Records from a data source:
--- START ---

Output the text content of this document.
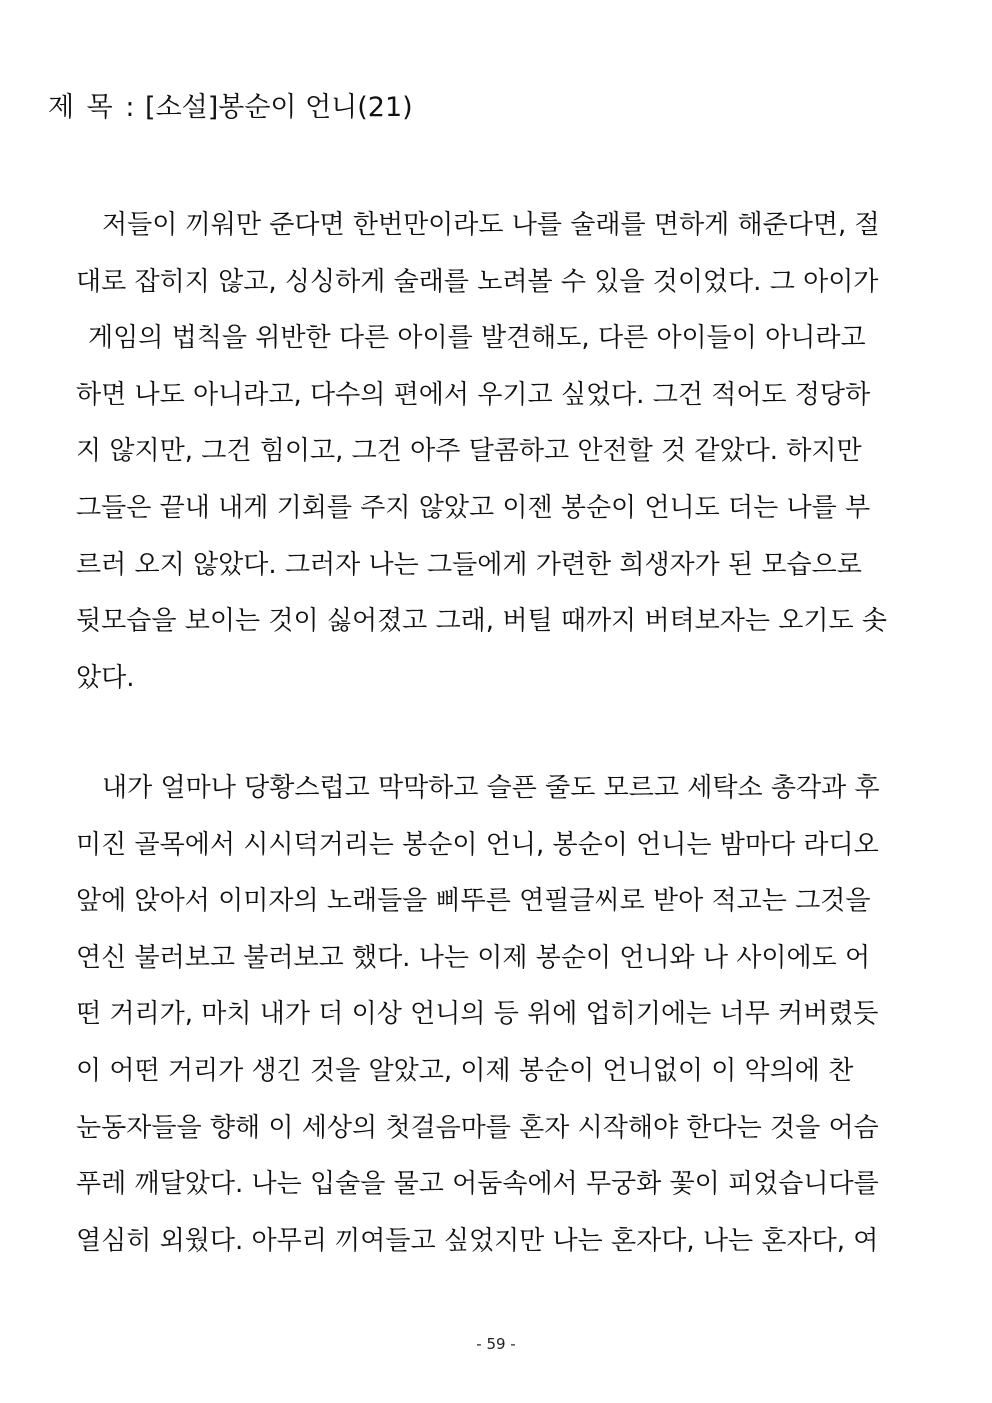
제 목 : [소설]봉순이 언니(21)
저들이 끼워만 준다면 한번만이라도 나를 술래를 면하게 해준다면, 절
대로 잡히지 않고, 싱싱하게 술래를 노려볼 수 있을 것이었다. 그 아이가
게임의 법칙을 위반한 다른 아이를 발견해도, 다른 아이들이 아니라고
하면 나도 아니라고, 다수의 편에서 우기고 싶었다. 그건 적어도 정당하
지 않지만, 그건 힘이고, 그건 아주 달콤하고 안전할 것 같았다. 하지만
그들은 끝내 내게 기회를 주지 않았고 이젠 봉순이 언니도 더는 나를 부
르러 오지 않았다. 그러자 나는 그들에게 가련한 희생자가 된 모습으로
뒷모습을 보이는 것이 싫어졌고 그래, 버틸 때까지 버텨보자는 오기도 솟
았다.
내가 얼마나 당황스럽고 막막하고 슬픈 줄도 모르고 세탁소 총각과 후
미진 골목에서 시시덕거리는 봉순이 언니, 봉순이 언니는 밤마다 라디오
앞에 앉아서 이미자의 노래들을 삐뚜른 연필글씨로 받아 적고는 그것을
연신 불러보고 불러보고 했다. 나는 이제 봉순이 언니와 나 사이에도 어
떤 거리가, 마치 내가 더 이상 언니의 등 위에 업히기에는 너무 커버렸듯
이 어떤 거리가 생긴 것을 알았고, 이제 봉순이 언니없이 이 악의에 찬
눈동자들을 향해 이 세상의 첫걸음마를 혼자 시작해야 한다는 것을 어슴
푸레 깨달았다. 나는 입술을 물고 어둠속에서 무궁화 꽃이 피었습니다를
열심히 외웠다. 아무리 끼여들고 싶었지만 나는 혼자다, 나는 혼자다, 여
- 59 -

--- END ---
--- START ---

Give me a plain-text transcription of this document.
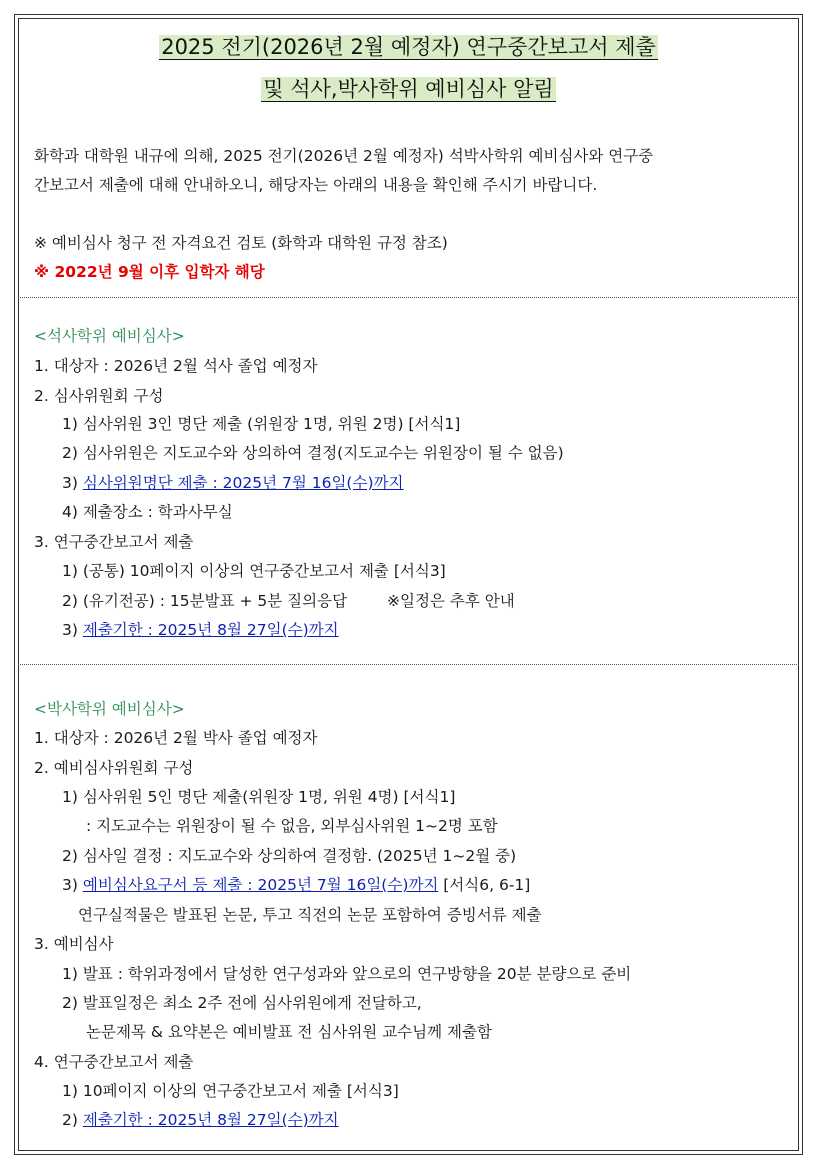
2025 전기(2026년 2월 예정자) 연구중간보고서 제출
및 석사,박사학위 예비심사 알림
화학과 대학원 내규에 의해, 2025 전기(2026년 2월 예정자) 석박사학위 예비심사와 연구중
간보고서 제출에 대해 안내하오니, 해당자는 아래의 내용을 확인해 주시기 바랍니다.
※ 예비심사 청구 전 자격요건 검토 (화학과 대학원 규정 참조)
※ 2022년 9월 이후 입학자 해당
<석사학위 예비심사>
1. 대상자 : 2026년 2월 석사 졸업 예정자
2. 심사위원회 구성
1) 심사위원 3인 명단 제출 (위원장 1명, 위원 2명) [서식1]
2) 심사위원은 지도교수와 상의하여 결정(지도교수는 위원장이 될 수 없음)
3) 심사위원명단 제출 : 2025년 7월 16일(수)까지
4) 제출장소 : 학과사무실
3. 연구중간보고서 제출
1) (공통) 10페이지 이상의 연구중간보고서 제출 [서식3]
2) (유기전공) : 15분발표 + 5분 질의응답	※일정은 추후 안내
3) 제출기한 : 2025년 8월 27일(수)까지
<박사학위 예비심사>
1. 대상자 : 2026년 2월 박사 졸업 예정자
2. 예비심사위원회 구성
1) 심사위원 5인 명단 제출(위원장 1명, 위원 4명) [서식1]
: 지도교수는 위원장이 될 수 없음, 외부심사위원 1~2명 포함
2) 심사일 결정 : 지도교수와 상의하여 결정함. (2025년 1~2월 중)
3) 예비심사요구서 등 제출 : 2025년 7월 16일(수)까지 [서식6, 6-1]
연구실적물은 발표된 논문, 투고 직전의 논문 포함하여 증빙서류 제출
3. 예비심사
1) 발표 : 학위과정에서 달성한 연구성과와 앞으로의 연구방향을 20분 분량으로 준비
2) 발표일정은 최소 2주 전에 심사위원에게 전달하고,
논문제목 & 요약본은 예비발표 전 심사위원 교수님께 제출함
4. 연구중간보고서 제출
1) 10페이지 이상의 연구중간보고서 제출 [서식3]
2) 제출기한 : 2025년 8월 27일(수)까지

--- END ---
--- START ---

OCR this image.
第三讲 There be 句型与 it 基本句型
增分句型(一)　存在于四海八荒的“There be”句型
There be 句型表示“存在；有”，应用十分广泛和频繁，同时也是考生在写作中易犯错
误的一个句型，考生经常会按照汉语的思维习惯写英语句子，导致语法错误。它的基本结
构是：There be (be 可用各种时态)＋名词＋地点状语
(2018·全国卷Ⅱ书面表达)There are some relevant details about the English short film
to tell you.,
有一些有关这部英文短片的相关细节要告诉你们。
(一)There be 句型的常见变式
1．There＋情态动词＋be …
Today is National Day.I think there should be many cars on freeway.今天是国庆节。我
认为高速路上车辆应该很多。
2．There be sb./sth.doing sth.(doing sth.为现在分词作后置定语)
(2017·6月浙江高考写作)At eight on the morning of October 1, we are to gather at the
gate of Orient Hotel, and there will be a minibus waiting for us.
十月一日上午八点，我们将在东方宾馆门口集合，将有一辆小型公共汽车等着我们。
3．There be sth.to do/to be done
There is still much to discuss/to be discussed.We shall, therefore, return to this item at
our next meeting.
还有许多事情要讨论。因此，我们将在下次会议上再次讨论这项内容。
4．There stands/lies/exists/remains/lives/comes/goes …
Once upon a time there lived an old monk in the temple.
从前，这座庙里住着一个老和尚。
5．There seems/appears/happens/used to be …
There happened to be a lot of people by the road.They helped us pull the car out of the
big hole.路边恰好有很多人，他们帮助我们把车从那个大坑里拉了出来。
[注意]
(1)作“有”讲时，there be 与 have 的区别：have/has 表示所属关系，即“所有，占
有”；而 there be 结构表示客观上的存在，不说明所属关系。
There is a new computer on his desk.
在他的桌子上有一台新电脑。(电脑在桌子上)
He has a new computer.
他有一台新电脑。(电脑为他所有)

--- END ---

### REQUIRED TASK
List all lines from the entries that include the word "text".

### EXERCISE OUTPUT
Output the text content of this document.
Give me a plain-text transcription of this document.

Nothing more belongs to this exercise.